═══ SOURCE MATERIAL ═══

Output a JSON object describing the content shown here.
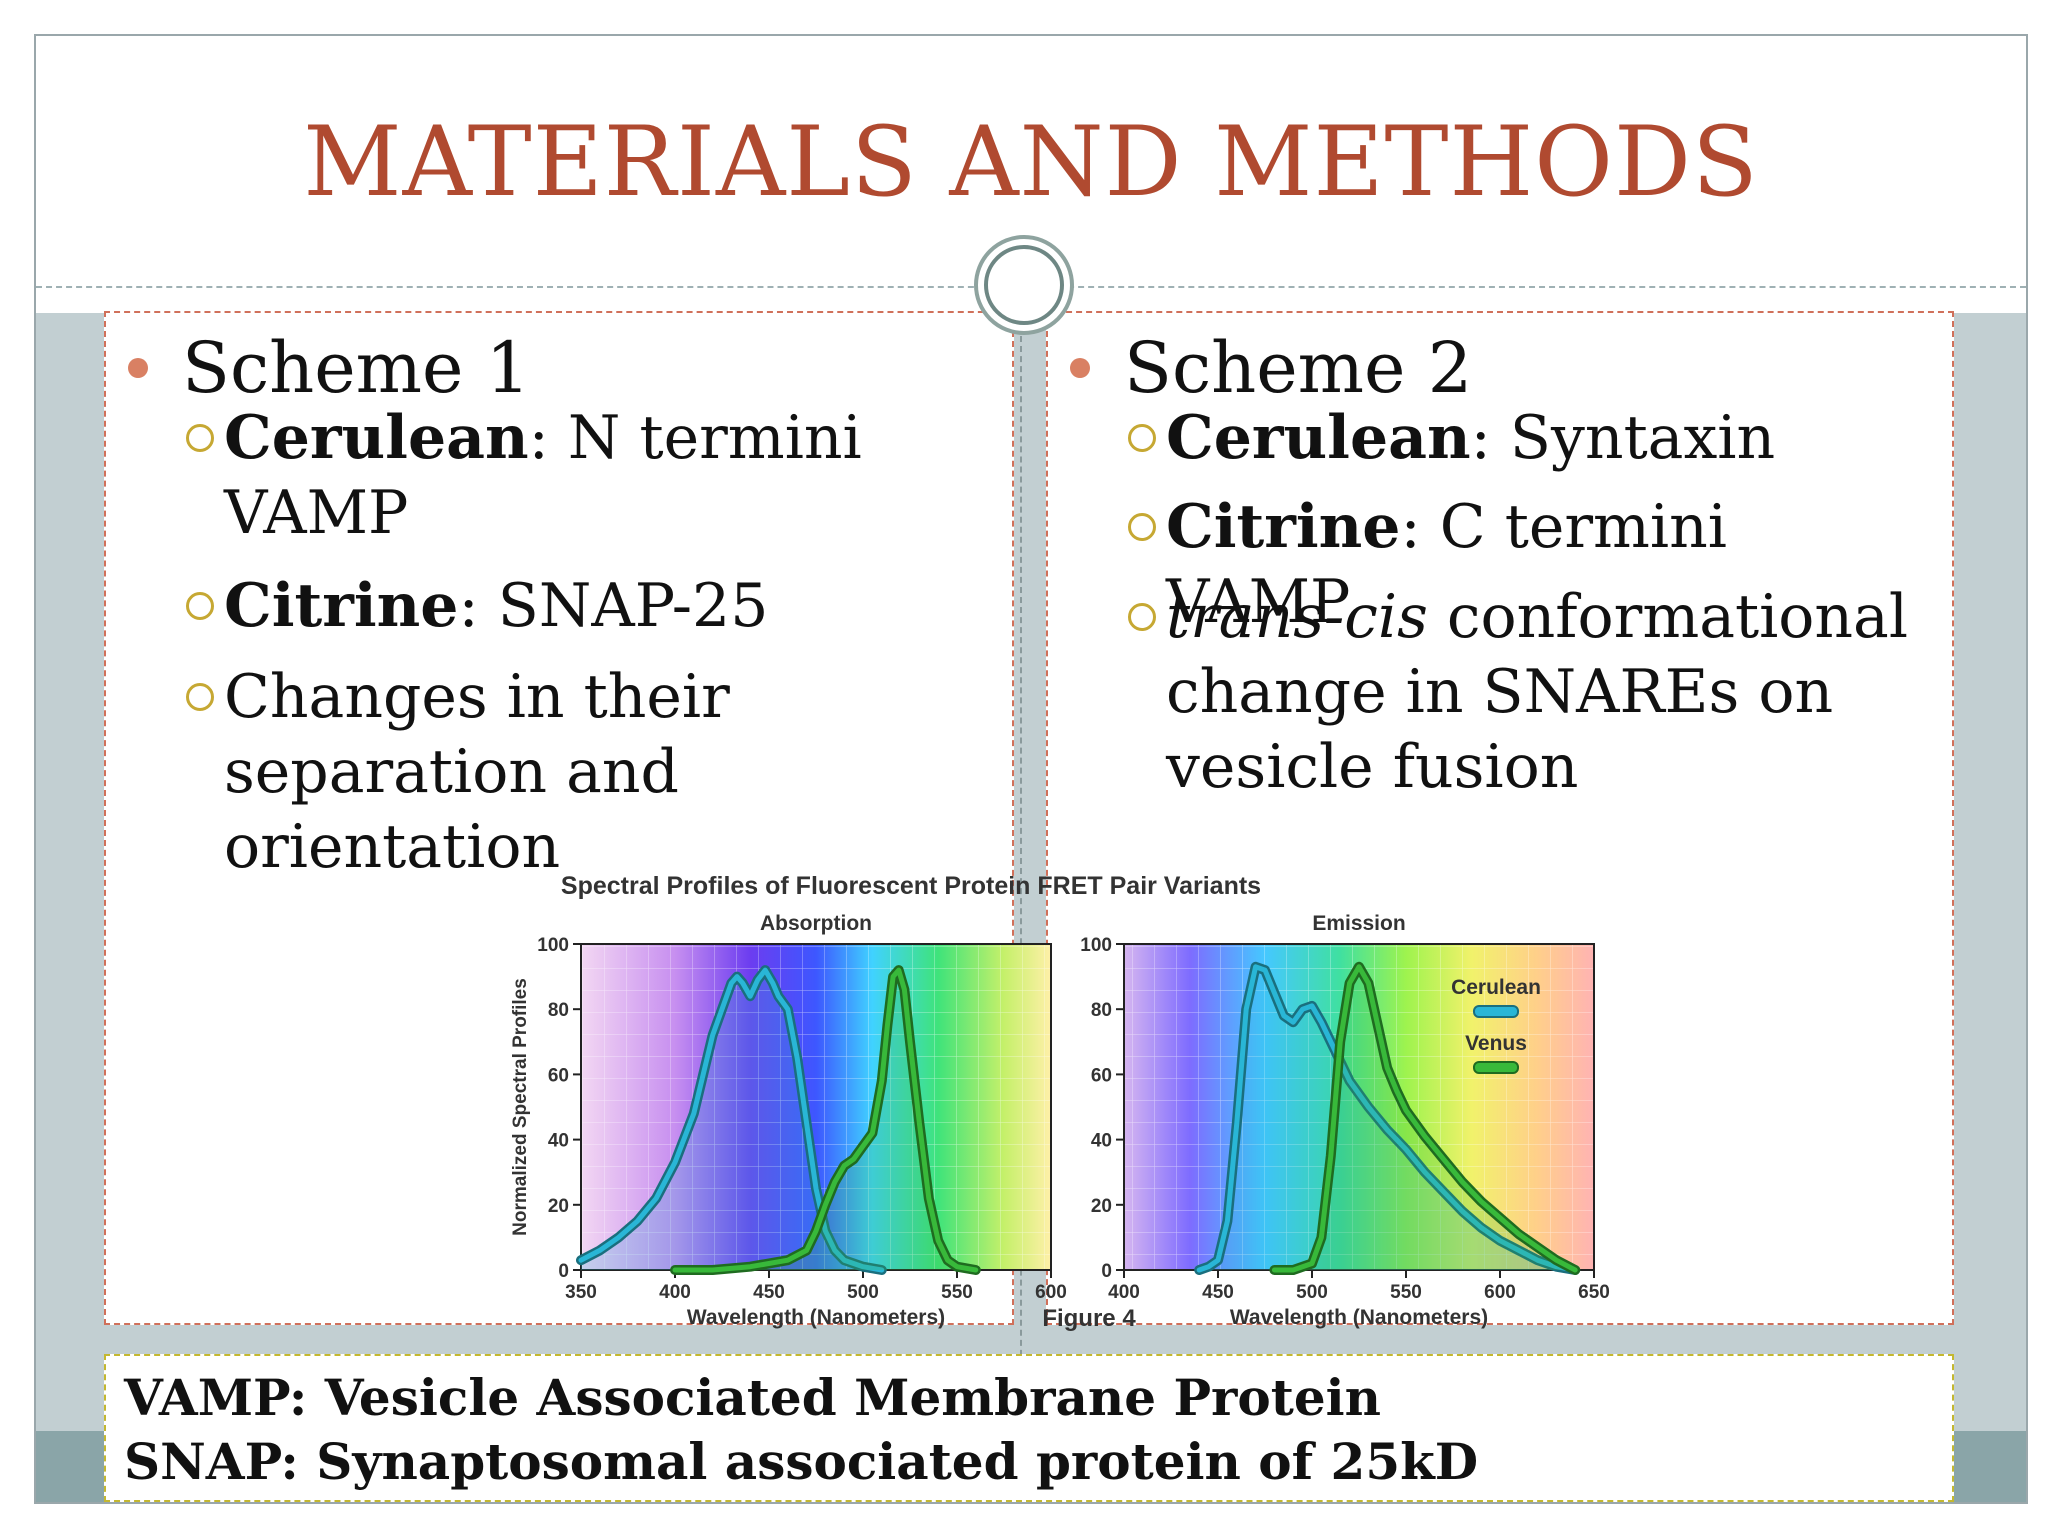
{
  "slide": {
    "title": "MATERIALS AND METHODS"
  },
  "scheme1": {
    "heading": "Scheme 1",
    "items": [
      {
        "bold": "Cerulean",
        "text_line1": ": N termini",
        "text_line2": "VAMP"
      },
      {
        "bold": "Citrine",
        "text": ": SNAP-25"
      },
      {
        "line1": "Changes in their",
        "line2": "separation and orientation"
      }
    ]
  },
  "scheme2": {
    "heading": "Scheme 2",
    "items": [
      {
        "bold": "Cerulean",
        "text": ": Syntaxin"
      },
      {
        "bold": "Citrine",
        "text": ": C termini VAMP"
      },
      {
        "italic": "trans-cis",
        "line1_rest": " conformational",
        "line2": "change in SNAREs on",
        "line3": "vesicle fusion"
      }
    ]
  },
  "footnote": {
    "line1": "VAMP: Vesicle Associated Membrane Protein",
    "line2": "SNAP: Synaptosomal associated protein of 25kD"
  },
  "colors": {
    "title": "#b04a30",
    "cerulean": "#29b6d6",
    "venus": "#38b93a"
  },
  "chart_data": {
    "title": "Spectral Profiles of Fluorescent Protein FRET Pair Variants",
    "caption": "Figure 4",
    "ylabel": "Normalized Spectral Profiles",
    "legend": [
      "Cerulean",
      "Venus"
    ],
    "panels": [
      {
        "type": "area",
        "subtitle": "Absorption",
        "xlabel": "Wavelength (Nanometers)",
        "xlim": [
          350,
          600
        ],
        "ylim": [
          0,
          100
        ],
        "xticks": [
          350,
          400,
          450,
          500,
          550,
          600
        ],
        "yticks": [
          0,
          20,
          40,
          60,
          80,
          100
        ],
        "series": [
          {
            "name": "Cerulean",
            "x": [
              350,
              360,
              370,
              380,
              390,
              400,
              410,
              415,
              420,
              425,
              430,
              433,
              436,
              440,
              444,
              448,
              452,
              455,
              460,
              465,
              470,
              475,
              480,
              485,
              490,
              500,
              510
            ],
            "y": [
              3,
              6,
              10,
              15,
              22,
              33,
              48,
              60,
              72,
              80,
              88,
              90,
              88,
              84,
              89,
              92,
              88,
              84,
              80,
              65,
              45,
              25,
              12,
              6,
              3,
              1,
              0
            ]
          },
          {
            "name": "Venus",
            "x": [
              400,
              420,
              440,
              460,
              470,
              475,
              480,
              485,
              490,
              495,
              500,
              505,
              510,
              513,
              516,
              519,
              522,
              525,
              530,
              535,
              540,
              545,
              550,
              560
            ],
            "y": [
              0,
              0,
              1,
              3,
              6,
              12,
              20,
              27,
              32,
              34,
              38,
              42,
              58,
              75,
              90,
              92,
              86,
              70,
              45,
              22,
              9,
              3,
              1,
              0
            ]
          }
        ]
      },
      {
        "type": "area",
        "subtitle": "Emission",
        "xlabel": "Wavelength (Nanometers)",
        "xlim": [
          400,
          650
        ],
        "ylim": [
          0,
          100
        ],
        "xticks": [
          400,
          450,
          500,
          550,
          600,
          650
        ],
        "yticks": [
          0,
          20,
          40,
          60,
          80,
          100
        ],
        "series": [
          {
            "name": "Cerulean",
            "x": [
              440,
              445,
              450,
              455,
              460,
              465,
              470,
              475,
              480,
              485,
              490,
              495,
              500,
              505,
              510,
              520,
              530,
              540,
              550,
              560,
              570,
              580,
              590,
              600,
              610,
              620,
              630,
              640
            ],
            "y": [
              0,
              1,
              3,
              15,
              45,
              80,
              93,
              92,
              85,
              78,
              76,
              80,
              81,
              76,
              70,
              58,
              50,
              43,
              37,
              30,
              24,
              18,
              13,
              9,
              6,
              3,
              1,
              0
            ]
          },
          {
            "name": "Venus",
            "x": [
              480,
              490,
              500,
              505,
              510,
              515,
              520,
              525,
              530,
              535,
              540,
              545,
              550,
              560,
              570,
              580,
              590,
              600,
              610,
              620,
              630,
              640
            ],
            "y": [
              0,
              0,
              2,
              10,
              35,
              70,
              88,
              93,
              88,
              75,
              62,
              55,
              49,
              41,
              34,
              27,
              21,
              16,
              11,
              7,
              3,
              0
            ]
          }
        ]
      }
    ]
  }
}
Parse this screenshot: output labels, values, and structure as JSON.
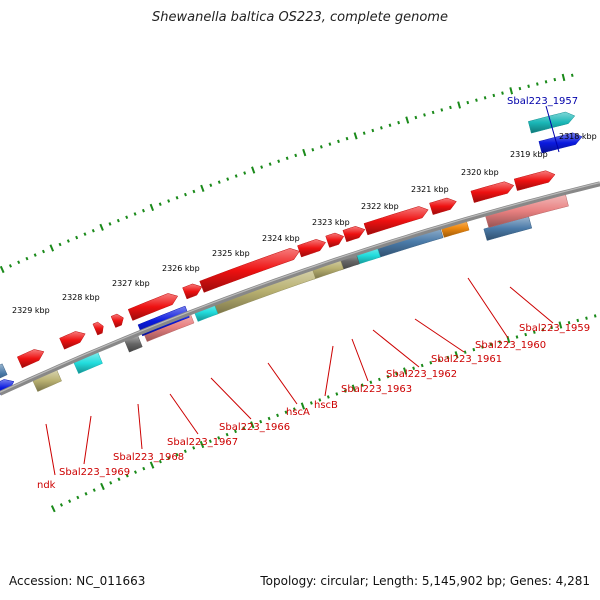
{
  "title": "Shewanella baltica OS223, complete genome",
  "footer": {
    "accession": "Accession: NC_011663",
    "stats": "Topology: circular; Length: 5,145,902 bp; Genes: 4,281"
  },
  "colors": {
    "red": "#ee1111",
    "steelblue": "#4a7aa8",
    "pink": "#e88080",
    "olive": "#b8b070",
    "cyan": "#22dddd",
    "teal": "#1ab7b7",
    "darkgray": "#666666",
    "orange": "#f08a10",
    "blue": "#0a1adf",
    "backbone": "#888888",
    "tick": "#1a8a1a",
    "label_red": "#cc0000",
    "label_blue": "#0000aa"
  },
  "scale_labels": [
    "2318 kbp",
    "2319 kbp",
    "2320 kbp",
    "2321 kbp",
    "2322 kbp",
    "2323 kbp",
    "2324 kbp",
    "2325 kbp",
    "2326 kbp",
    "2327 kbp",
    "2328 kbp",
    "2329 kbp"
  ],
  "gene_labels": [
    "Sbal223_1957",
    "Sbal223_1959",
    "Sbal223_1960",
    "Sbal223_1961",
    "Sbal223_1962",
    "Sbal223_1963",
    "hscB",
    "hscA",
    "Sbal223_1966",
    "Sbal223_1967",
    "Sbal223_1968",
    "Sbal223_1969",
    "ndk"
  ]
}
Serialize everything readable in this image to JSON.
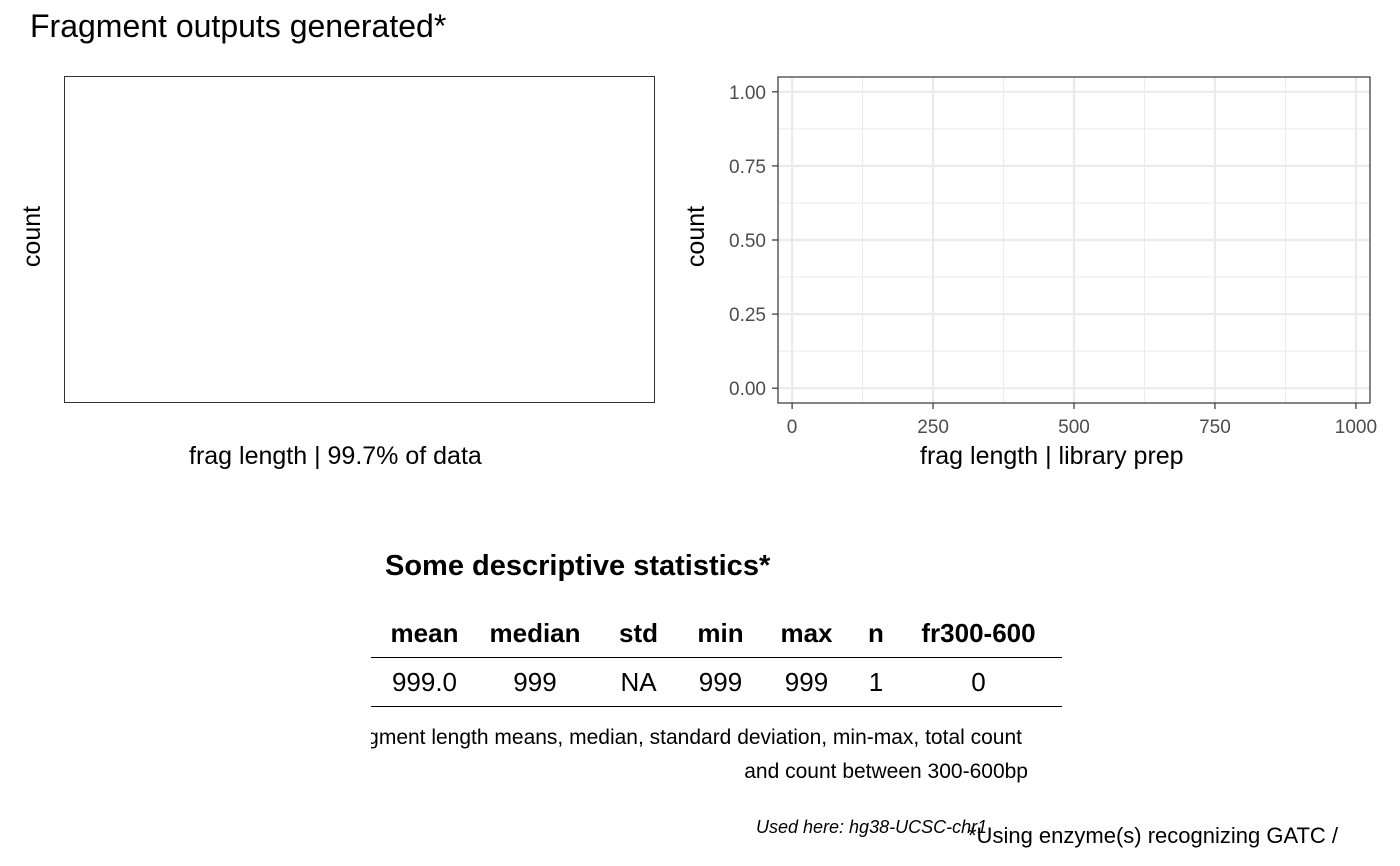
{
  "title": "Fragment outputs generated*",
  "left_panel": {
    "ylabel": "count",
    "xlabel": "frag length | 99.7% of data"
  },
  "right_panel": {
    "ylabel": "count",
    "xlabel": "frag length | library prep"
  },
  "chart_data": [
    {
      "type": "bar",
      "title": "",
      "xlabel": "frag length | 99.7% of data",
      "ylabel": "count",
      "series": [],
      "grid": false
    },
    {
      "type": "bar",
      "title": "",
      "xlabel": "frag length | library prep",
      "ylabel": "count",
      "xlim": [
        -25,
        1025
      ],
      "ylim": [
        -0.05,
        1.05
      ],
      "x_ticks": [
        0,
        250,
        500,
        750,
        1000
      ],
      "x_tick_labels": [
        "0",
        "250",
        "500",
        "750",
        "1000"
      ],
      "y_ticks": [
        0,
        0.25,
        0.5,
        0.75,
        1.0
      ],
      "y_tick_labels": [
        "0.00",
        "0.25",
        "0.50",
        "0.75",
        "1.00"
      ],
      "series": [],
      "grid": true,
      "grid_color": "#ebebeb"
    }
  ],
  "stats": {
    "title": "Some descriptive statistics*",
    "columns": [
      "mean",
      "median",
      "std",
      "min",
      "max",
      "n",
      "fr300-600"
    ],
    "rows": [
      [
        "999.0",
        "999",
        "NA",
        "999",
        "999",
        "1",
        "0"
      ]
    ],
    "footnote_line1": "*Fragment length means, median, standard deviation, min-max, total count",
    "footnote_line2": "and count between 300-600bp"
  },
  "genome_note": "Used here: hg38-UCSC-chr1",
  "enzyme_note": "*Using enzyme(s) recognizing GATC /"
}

═══

WHAT TO DO: Determine the number of lines in the entries that hold the string "VAMP"; write that number and nothing else.

THE ANSWER: 3